Excerpt from a dataset ::
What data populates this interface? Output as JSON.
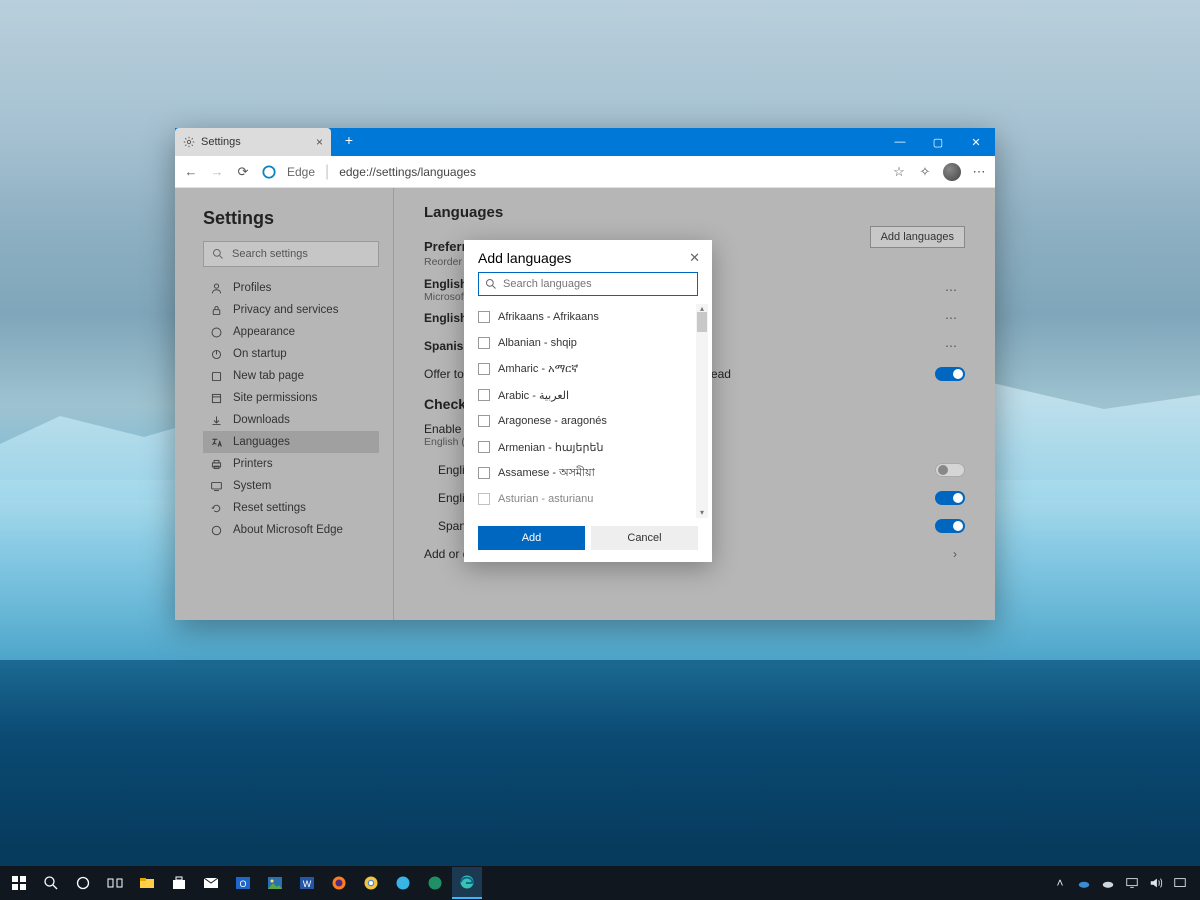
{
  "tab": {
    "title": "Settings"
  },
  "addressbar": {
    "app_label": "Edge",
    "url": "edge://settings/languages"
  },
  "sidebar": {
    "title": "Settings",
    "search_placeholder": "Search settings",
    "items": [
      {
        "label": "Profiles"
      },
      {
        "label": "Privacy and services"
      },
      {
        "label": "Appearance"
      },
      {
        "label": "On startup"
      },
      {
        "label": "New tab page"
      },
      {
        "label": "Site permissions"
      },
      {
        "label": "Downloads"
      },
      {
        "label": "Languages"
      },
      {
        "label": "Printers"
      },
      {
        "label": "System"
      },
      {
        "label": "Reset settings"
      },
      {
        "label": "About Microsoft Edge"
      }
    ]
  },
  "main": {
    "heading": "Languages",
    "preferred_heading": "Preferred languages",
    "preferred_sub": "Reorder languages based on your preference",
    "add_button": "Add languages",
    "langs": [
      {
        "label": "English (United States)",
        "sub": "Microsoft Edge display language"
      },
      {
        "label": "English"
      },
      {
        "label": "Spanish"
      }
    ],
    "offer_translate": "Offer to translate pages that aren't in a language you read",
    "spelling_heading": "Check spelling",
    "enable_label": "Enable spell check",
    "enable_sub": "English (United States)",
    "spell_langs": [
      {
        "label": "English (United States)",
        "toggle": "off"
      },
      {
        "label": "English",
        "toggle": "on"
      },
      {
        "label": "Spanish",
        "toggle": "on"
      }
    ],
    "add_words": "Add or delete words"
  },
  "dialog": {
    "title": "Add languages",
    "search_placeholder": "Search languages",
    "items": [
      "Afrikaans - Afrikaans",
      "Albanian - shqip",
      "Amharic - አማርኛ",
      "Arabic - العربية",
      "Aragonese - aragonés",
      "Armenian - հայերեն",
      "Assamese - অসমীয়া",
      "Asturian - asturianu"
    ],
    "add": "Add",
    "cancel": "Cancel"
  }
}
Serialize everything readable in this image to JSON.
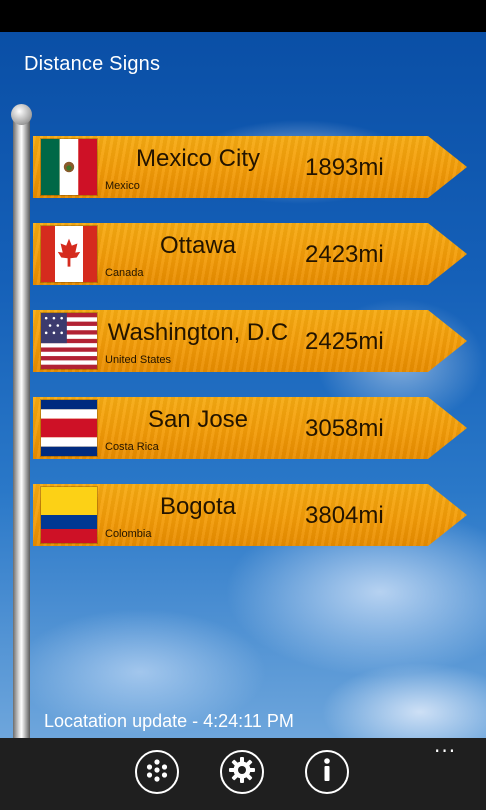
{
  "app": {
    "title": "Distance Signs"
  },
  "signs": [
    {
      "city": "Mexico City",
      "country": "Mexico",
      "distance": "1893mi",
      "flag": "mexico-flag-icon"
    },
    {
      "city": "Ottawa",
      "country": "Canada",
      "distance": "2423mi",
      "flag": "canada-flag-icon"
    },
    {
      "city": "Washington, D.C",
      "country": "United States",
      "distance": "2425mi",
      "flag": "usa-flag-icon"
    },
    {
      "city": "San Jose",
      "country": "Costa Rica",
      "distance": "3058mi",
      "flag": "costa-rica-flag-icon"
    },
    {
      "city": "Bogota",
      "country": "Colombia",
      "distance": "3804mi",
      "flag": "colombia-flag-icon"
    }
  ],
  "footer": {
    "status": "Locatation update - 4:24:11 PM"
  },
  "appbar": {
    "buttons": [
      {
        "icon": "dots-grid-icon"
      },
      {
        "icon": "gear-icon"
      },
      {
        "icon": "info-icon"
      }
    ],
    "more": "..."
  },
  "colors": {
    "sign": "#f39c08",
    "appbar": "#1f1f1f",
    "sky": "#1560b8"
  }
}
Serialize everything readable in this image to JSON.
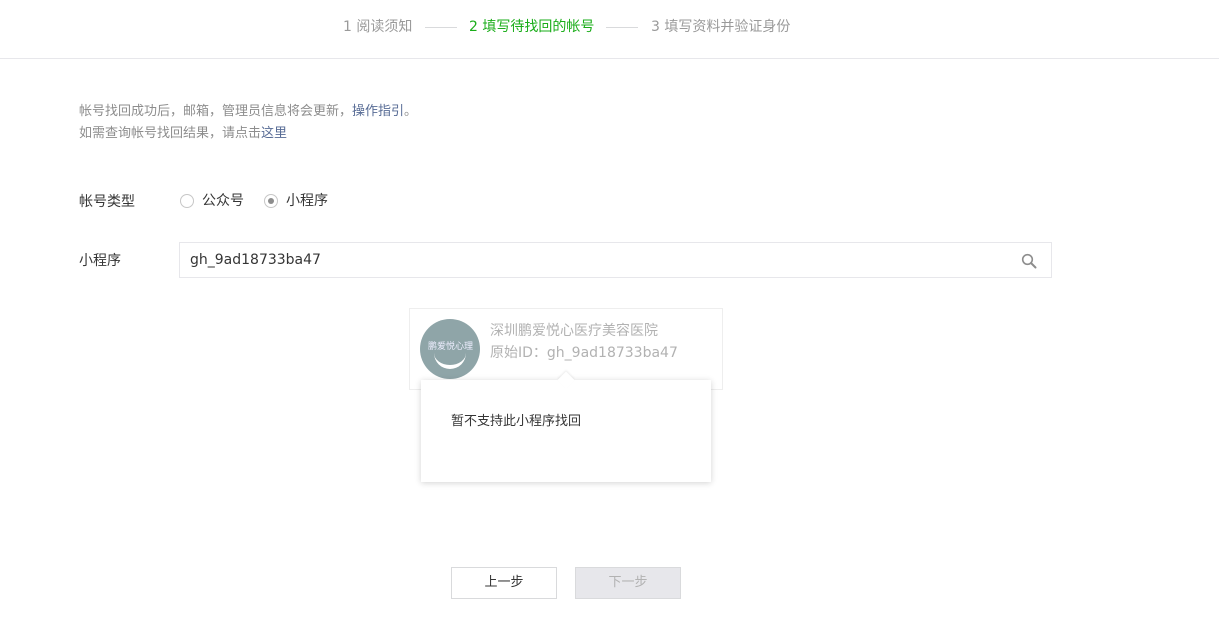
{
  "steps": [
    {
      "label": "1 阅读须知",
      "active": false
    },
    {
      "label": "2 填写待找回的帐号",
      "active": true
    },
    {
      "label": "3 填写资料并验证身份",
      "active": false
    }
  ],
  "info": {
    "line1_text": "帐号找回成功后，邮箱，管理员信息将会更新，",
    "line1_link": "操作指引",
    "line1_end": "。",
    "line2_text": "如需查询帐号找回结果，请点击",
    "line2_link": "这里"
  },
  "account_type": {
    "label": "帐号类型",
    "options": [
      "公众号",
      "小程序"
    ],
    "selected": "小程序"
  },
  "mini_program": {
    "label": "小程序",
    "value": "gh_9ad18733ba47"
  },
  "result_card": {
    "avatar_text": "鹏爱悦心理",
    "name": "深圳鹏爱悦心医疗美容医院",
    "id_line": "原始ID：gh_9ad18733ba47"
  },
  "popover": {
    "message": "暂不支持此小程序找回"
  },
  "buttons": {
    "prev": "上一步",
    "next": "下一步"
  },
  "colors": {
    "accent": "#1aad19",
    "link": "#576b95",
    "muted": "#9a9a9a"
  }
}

Exercise prompt ::
Print out every entry above without changing a word, and leave out the pictures.

Task answer ::
What data populates this interface? Output as JSON.
{
  "tab": {
    "title": "Settings"
  },
  "addressbar": {
    "app_label": "Edge",
    "url": "edge://settings/languages"
  },
  "sidebar": {
    "title": "Settings",
    "search_placeholder": "Search settings",
    "items": [
      {
        "label": "Profiles"
      },
      {
        "label": "Privacy and services"
      },
      {
        "label": "Appearance"
      },
      {
        "label": "On startup"
      },
      {
        "label": "New tab page"
      },
      {
        "label": "Site permissions"
      },
      {
        "label": "Downloads"
      },
      {
        "label": "Languages"
      },
      {
        "label": "Printers"
      },
      {
        "label": "System"
      },
      {
        "label": "Reset settings"
      },
      {
        "label": "About Microsoft Edge"
      }
    ]
  },
  "main": {
    "heading": "Languages",
    "preferred_heading": "Preferred languages",
    "preferred_sub": "Reorder languages based on your preference",
    "add_button": "Add languages",
    "langs": [
      {
        "label": "English (United States)",
        "sub": "Microsoft Edge display language"
      },
      {
        "label": "English"
      },
      {
        "label": "Spanish"
      }
    ],
    "offer_translate": "Offer to translate pages that aren't in a language you read",
    "spelling_heading": "Check spelling",
    "enable_label": "Enable spell check",
    "enable_sub": "English (United States)",
    "spell_langs": [
      {
        "label": "English (United States)",
        "toggle": "off"
      },
      {
        "label": "English",
        "toggle": "on"
      },
      {
        "label": "Spanish",
        "toggle": "on"
      }
    ],
    "add_words": "Add or delete words"
  },
  "dialog": {
    "title": "Add languages",
    "search_placeholder": "Search languages",
    "items": [
      "Afrikaans - Afrikaans",
      "Albanian - shqip",
      "Amharic - አማርኛ",
      "Arabic - العربية",
      "Aragonese - aragonés",
      "Armenian - հայերեն",
      "Assamese - অসমীয়া",
      "Asturian - asturianu"
    ],
    "add": "Add",
    "cancel": "Cancel"
  }
}
Serialize everything readable in this image to JSON.
{
  "app": {
    "title": "Distance Signs"
  },
  "signs": [
    {
      "city": "Mexico City",
      "country": "Mexico",
      "distance": "1893mi",
      "flag": "mexico-flag-icon"
    },
    {
      "city": "Ottawa",
      "country": "Canada",
      "distance": "2423mi",
      "flag": "canada-flag-icon"
    },
    {
      "city": "Washington, D.C",
      "country": "United States",
      "distance": "2425mi",
      "flag": "usa-flag-icon"
    },
    {
      "city": "San Jose",
      "country": "Costa Rica",
      "distance": "3058mi",
      "flag": "costa-rica-flag-icon"
    },
    {
      "city": "Bogota",
      "country": "Colombia",
      "distance": "3804mi",
      "flag": "colombia-flag-icon"
    }
  ],
  "footer": {
    "status": "Locatation update - 4:24:11 PM"
  },
  "appbar": {
    "buttons": [
      {
        "icon": "dots-grid-icon"
      },
      {
        "icon": "gear-icon"
      },
      {
        "icon": "info-icon"
      }
    ],
    "more": "..."
  },
  "colors": {
    "sign": "#f39c08",
    "appbar": "#1f1f1f",
    "sky": "#1560b8"
  }
}
Serialize everything readable in this image to JSON.
{
  "steps": [
    {
      "label": "1 阅读须知",
      "active": false
    },
    {
      "label": "2 填写待找回的帐号",
      "active": true
    },
    {
      "label": "3 填写资料并验证身份",
      "active": false
    }
  ],
  "info": {
    "line1_text": "帐号找回成功后，邮箱，管理员信息将会更新，",
    "line1_link": "操作指引",
    "line1_end": "。",
    "line2_text": "如需查询帐号找回结果，请点击",
    "line2_link": "这里"
  },
  "account_type": {
    "label": "帐号类型",
    "options": [
      "公众号",
      "小程序"
    ],
    "selected": "小程序"
  },
  "mini_program": {
    "label": "小程序",
    "value": "gh_9ad18733ba47"
  },
  "result_card": {
    "avatar_text": "鹏爱悦心理",
    "name": "深圳鹏爱悦心医疗美容医院",
    "id_line": "原始ID：gh_9ad18733ba47"
  },
  "popover": {
    "message": "暂不支持此小程序找回"
  },
  "buttons": {
    "prev": "上一步",
    "next": "下一步"
  },
  "colors": {
    "accent": "#1aad19",
    "link": "#576b95",
    "muted": "#9a9a9a"
  }
}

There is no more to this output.